==== Supplied records ====
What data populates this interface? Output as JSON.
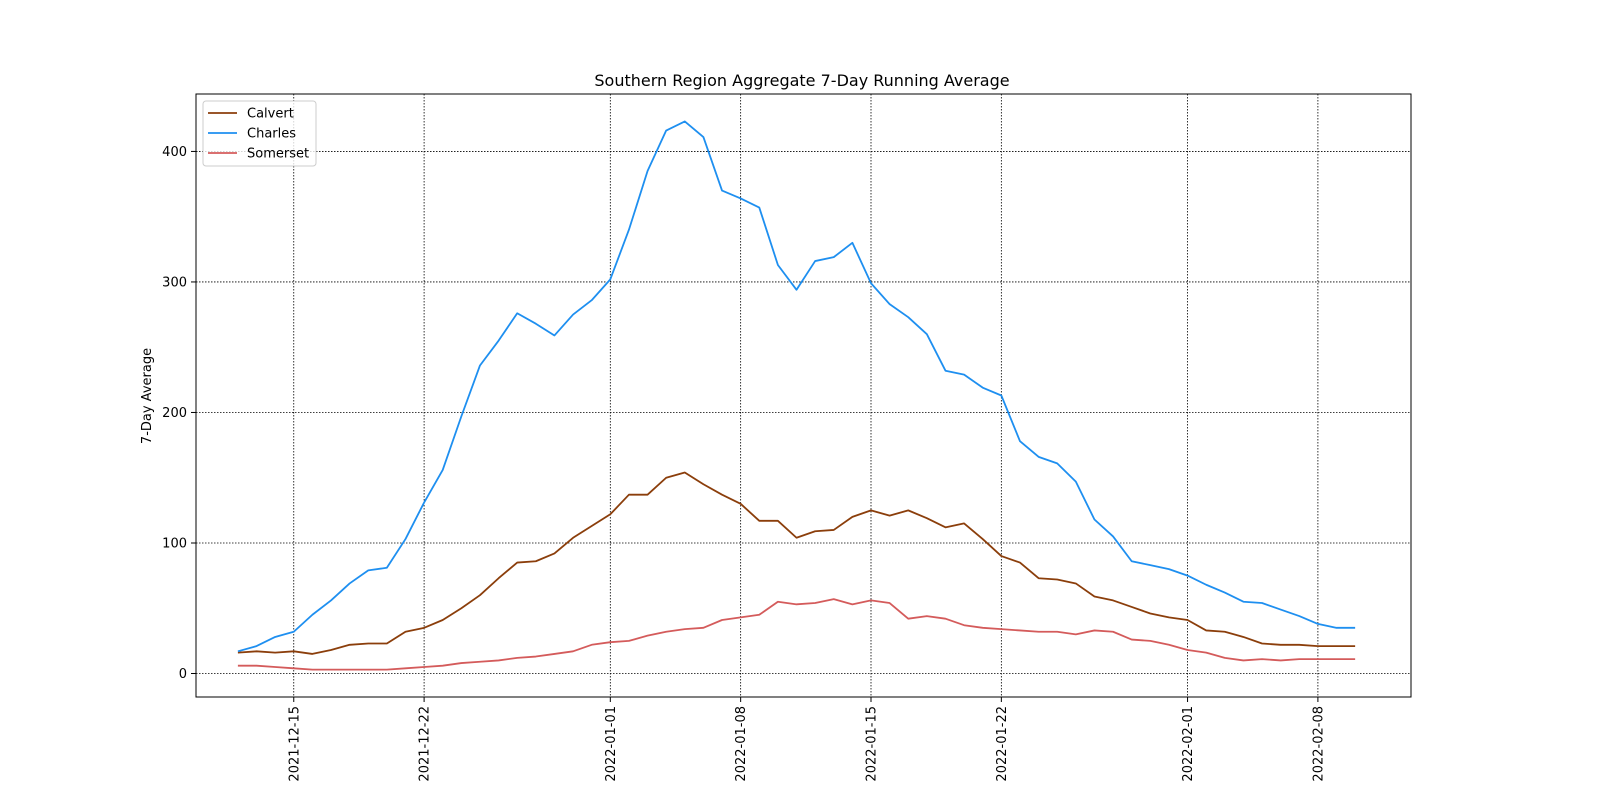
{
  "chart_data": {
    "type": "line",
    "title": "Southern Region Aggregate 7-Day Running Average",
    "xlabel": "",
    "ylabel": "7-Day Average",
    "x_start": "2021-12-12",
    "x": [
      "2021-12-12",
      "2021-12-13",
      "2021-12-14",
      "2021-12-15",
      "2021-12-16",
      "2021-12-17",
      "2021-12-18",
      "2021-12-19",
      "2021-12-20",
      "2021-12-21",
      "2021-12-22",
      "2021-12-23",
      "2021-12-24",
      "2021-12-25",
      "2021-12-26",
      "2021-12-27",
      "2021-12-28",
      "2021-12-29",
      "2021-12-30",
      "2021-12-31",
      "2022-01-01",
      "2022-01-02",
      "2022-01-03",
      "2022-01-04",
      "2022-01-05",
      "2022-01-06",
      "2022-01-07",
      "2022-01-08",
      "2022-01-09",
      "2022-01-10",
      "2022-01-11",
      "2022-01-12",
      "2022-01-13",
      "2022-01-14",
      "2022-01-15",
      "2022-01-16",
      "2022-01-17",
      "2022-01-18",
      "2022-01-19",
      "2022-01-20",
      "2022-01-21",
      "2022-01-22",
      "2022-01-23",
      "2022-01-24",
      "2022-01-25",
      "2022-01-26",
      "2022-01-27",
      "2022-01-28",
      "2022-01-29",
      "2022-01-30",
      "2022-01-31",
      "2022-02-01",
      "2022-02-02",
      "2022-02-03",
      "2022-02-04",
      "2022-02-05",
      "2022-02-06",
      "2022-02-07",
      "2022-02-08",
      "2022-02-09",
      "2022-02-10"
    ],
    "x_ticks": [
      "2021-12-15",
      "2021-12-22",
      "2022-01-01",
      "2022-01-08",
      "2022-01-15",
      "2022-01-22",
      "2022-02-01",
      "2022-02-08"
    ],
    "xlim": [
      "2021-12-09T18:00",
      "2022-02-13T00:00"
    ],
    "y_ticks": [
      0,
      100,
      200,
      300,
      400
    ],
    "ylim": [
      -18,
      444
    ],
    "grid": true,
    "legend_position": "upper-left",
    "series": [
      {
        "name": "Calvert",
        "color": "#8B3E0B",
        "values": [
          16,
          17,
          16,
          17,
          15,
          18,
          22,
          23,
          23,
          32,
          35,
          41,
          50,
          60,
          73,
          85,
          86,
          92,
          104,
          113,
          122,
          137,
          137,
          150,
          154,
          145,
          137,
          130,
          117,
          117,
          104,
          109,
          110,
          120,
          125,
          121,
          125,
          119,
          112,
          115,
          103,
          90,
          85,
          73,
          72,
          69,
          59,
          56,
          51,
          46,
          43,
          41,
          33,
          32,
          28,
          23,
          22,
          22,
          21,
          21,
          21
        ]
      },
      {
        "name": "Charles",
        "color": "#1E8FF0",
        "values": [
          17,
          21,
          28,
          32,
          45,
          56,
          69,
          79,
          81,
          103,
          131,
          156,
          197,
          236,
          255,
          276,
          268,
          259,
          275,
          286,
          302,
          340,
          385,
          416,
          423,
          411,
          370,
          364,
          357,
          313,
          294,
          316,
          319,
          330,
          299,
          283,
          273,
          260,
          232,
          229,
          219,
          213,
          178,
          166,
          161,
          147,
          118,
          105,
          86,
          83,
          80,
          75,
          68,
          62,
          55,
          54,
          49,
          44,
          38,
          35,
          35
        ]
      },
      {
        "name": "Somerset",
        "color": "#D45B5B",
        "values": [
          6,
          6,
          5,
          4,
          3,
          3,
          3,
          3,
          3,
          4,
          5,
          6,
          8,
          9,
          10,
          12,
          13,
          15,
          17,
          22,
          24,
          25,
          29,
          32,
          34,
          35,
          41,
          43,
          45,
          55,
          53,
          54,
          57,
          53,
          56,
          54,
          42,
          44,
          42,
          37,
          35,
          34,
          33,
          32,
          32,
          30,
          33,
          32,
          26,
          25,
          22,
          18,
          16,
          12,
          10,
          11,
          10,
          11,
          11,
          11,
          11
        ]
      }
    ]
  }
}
====
==== Supplied records ====
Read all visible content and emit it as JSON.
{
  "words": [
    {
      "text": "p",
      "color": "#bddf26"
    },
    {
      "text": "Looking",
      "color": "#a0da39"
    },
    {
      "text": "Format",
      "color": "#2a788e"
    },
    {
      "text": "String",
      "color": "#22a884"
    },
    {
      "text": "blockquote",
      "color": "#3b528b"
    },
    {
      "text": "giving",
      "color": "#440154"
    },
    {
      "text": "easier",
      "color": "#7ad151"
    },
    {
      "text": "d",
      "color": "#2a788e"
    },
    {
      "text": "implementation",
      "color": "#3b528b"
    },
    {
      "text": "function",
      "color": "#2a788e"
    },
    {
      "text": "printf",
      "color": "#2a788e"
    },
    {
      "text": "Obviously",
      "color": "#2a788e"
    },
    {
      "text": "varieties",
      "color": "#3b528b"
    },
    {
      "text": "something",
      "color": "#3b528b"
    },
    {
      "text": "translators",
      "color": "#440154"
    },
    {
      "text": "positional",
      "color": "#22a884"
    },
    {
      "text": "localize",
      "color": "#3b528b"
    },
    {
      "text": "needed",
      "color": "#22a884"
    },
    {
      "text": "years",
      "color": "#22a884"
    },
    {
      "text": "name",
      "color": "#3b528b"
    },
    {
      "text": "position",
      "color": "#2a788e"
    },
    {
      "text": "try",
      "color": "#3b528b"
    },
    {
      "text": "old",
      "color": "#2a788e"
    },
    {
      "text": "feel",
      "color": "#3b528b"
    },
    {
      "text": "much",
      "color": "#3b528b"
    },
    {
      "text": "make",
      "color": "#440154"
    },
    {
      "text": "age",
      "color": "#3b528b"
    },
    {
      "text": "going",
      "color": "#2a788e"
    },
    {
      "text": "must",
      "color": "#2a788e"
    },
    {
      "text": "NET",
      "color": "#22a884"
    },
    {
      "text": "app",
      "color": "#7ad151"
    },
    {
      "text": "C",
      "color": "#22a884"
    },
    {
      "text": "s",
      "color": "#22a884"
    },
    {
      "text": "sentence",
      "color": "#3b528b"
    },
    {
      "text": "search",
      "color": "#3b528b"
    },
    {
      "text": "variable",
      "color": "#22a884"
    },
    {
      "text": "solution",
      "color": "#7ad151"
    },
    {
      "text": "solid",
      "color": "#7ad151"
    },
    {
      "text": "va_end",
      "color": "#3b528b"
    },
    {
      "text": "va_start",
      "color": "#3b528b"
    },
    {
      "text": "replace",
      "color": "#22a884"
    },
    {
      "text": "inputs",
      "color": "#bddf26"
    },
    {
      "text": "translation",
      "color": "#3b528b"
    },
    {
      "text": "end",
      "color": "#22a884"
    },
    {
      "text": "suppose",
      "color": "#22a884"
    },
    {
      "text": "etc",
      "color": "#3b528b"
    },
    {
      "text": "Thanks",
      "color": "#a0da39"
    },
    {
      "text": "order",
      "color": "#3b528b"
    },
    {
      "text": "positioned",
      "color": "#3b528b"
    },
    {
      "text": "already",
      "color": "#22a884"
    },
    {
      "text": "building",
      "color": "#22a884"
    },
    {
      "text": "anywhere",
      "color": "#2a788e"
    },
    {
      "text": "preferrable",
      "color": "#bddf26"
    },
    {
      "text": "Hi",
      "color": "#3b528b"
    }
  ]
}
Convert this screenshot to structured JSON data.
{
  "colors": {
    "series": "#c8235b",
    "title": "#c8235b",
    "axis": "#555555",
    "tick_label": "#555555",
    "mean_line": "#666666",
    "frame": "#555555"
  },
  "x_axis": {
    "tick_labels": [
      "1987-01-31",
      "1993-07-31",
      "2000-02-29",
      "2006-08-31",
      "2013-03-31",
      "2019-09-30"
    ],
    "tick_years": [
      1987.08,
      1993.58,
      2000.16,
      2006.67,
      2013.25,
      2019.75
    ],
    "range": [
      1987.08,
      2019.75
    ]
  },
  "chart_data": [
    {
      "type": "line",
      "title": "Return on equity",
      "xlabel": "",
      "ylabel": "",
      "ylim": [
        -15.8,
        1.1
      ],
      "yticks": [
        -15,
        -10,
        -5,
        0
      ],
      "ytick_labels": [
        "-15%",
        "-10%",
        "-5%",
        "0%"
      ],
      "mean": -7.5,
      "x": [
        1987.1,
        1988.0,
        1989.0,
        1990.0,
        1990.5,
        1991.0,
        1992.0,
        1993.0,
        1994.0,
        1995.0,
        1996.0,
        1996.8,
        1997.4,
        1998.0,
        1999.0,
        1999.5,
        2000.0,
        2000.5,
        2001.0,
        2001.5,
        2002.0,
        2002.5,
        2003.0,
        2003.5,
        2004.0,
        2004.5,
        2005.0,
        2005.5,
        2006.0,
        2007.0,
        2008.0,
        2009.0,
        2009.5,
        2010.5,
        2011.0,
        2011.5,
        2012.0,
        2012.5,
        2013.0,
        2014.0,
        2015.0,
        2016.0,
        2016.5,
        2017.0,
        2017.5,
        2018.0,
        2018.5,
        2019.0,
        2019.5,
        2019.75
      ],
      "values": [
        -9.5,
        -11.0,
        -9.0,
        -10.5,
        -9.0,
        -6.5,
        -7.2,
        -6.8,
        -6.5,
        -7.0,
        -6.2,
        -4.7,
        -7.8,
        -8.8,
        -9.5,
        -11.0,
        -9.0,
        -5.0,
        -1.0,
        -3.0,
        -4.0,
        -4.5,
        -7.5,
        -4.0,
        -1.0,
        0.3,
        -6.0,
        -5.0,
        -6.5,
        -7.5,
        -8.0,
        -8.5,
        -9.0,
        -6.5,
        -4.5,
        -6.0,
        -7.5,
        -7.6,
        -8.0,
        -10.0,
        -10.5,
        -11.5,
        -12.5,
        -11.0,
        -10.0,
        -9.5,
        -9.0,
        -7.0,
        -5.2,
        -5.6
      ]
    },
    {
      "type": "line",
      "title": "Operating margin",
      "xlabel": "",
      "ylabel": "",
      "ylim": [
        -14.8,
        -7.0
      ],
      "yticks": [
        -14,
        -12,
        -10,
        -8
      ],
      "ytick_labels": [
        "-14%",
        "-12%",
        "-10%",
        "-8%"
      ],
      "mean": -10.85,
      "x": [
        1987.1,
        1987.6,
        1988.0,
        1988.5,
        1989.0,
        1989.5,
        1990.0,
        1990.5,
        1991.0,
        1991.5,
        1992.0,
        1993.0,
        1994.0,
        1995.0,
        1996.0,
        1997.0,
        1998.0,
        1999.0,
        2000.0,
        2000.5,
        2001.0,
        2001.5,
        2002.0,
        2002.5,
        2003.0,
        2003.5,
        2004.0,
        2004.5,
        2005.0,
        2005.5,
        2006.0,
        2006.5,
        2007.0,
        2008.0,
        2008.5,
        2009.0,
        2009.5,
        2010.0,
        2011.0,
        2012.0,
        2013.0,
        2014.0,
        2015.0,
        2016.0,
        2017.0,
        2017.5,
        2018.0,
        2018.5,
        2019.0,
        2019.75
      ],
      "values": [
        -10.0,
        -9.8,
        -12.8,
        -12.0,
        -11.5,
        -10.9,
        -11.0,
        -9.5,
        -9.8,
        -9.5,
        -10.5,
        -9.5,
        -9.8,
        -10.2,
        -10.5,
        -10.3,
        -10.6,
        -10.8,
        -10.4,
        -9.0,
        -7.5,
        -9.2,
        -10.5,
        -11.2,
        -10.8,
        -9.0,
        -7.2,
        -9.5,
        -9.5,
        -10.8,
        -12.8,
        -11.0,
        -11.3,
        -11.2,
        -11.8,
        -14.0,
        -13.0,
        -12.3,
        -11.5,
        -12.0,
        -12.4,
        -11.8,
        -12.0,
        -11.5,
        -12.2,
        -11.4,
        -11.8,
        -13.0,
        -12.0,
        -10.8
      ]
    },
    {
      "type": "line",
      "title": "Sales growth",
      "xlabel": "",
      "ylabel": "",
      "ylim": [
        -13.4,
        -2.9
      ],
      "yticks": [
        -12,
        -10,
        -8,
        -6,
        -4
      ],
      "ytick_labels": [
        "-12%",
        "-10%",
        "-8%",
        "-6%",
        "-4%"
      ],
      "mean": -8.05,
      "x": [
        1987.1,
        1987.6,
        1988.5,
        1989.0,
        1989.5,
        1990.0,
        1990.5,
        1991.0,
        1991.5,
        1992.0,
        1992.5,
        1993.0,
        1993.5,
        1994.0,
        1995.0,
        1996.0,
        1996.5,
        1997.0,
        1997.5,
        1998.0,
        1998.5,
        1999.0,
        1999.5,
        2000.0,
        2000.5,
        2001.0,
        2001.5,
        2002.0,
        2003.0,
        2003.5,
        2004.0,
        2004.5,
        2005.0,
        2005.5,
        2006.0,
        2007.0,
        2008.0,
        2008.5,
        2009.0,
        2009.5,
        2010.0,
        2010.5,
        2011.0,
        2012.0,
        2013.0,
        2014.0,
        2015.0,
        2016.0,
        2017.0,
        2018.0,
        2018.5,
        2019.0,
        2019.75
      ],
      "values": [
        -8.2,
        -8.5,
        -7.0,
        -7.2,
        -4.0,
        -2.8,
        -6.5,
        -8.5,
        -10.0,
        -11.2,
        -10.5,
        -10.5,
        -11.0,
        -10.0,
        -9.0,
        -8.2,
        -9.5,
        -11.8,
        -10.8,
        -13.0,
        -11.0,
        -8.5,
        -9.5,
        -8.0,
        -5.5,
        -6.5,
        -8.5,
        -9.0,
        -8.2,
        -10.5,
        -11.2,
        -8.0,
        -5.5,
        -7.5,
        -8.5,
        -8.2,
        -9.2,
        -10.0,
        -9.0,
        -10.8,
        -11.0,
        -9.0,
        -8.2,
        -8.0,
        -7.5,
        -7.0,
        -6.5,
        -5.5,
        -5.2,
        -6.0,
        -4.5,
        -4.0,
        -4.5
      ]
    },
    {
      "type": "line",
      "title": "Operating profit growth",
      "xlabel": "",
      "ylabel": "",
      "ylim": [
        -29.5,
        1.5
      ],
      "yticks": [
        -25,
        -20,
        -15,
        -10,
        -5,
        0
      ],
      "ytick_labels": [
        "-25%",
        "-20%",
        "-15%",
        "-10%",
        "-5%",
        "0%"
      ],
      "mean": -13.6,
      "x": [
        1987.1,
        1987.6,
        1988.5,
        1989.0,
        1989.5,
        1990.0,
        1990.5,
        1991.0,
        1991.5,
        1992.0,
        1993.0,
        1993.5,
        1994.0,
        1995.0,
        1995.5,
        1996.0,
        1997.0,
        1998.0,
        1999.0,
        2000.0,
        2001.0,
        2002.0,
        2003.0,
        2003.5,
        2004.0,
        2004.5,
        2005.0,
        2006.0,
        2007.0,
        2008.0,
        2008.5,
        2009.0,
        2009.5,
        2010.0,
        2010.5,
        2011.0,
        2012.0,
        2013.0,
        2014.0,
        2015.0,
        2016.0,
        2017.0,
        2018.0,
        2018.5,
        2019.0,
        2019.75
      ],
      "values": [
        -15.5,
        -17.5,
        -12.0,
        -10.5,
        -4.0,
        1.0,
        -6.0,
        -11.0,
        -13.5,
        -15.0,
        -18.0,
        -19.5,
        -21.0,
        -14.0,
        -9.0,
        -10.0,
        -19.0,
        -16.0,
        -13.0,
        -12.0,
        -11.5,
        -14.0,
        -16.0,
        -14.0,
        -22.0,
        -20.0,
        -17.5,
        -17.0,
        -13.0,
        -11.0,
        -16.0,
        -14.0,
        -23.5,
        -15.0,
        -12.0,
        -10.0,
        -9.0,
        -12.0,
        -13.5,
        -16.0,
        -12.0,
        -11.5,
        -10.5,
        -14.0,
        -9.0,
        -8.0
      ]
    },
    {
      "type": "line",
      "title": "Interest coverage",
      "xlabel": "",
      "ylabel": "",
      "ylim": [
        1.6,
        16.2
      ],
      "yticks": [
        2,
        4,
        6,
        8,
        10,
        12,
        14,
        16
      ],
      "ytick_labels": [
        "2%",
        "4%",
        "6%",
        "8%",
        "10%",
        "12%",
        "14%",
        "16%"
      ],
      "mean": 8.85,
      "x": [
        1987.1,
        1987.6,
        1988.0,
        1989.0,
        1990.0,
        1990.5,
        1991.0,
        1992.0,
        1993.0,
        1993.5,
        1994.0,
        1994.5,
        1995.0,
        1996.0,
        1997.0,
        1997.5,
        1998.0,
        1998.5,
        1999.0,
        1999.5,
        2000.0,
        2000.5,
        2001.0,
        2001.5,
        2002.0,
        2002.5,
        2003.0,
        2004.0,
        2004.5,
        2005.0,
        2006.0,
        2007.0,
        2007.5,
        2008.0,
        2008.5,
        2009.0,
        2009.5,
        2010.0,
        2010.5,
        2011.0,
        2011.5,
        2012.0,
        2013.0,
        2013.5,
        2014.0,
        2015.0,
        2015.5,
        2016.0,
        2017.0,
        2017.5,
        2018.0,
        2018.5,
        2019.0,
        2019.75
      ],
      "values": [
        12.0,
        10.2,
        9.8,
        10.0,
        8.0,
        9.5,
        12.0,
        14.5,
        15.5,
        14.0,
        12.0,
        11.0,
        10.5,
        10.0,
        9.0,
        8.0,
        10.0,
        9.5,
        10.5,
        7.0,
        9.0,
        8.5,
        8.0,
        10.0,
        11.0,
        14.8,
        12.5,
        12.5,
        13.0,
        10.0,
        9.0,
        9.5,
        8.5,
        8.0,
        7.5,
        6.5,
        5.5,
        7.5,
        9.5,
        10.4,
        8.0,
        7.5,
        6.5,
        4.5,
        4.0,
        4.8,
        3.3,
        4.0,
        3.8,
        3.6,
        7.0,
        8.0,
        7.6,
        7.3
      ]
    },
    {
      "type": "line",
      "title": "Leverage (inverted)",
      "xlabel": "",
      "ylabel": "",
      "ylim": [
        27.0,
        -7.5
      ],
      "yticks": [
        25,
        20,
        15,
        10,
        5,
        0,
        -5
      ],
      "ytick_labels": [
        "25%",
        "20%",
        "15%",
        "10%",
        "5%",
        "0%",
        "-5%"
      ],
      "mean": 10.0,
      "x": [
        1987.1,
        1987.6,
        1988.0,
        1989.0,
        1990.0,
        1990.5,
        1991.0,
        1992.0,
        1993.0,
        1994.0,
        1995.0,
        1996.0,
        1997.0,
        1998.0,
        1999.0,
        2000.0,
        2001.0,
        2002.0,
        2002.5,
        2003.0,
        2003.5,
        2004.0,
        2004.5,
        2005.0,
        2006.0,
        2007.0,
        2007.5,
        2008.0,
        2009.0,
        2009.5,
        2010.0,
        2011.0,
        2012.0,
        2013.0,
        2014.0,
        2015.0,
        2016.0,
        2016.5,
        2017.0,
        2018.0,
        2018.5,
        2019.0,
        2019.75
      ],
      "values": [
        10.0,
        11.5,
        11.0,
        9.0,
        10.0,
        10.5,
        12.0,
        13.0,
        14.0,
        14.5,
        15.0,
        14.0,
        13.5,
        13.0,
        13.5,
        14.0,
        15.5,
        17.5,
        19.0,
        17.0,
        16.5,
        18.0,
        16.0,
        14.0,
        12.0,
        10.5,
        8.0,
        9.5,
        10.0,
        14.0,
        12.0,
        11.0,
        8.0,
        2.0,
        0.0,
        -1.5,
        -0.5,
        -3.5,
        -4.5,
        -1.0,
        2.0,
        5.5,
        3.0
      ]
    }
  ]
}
====
## [Written request]
Copy every single line of the material above that holds "title".

## [In response]
    "title": "Southern Region Aggregate 7-Day Running Average",
    "title": "#c8235b",
      "title": "Return on equity",
      "title": "Operating margin",
      "title": "Sales growth",
      "title": "Operating profit growth",
      "title": "Interest coverage",
      "title": "Leverage (inverted)",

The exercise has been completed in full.